■ **YOUR GOAL**
For the string "enhanced", count the lines in the records below that contain it. Answer with that number alone.

■ **DATASET RECORDS**

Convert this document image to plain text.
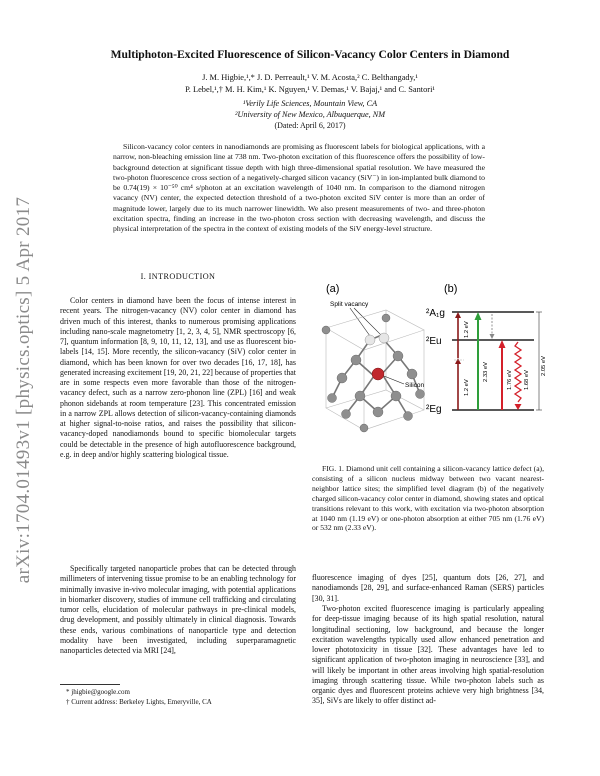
arXiv:1704.01493v1 [physics.optics] 5 Apr 2017
Multiphoton-Excited Fluorescence of Silicon-Vacancy Color Centers in Diamond
J. M. Higbie,¹,* J. D. Perreault,¹ V. M. Acosta,² C. Belthangady,¹
P. Lebel,¹,† M. H. Kim,¹ K. Nguyen,¹ V. Demas,¹ V. Bajaj,¹ and C. Santori¹
¹Verily Life Sciences, Mountain View, CA
²University of New Mexico, Albuquerque, NM
(Dated: April 6, 2017)

Silicon-vacancy color centers in nanodiamonds are promising as fluorescent labels for biological applications, with a narrow, non-bleaching emission line at 738 nm. Two-photon excitation of this fluorescence offers the possibility of low-background detection at significant tissue depth with high three-dimensional spatial resolution. We have measured the two-photon fluorescence cross section of a negatively-charged silicon vacancy (SiV⁻) in ion-implanted bulk diamond to be 0.74(19) × 10⁻⁵⁰ cm⁴ s/photon at an excitation wavelength of 1040 nm. In comparison to the diamond nitrogen vacancy (NV) center, the expected detection threshold of a two-photon excited SiV center is more than an order of magnitude lower, largely due to its much narrower linewidth. We also present measurements of two- and three-photon excitation spectra, finding an increase in the two-photon cross section with decreasing wavelength, and discuss the physical interpretation of the spectra in the context of existing models of the SiV energy-level structure.

I. INTRODUCTION

Color centers in diamond have been the focus of intense interest in recent years. The nitrogen-vacancy (NV) color center in diamond has driven much of this interest, thanks to numerous promising applications including nano-scale magnetometry [1, 2, 3, 4, 5], NMR spectroscopy [6, 7], quantum information [8, 9, 10, 11, 12, 13], and use as fluorescent bio-labels [14, 15]. More recently, the silicon-vacancy (SiV) color center in diamond, which has been known for over two decades [16, 17, 18], has generated increasing excitement [19, 20, 21, 22] because of properties that are in some respects even more favorable than those of the nitrogen-vacancy defect, such as a narrow zero-phonon line (ZPL) [16] and weak phonon sidebands at room temperature [23]. This concentrated emission in a narrow ZPL allows detection of silicon-vacancy-containing diamonds at higher signal-to-noise ratios, and raises the possibility that silicon-vacancy-doped nanodiamonds bound to specific biomolecular targets could be detectable in the presence of high autofluorescence background, e.g. in deep and/or highly scattering biological tissue.

Specifically targeted nanoparticle probes that can be detected through millimeters of intervening tissue promise to be an enabling technology for minimally invasive in-vivo molecular imaging, with potential applications in biomarker discovery, studies of immune cell trafficking and circulating tumor cells, elucidation of molecular pathways in pre-clinical models, drug development, and possibly ultimately in clinical diagnosis. Towards these ends, various combinations of nanoparticle type and detection modality have been investigated, including superparamagnetic nanoparticles detected via MRI [24],

* jhigbie@google.com
† Current address: Berkeley Lights, Emeryville, CA
(a)
Split vacancy
Silicon
(b)
²A₁g
²Eu
²Eg
1.2 eV
1.2 eV
2.33 eV	1.76 eV 1.68 eV
2.05 eV

FIG. 1. Diamond unit cell containing a silicon-vacancy lattice defect (a), consisting of a silicon nucleus midway between two vacant nearest-neighbor lattice sites; the simplified level diagram (b) of the negatively charged silicon-vacancy color center in diamond, showing states and optical transitions relevant to this work, with excitation via two-photon absorption at 1040 nm (1.19 eV) or one-photon absorption at either 705 nm (1.76 eV) or 532 nm (2.33 eV).

fluorescence imaging of dyes [25], quantum dots [26, 27], and nanodiamonds [28, 29], and surface-enhanced Raman (SERS) particles [30, 31].

Two-photon excited fluorescence imaging is particularly appealing for deep-tissue imaging because of its high spatial resolution, natural longitudinal sectioning, low background, and because the longer excitation wavelengths typically used allow enhanced penetration and lower phototoxicity in tissue [32]. These advantages have led to significant application of two-photon imaging in neuroscience [33], and will likely be important in other areas involving high spatial-resolution imaging through scattering tissue. While two-photon labels such as organic dyes and fluorescent proteins achieve very high brightness [34, 35], SiVs are likely to offer distinct ad-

■ **ANSWER AREA**
2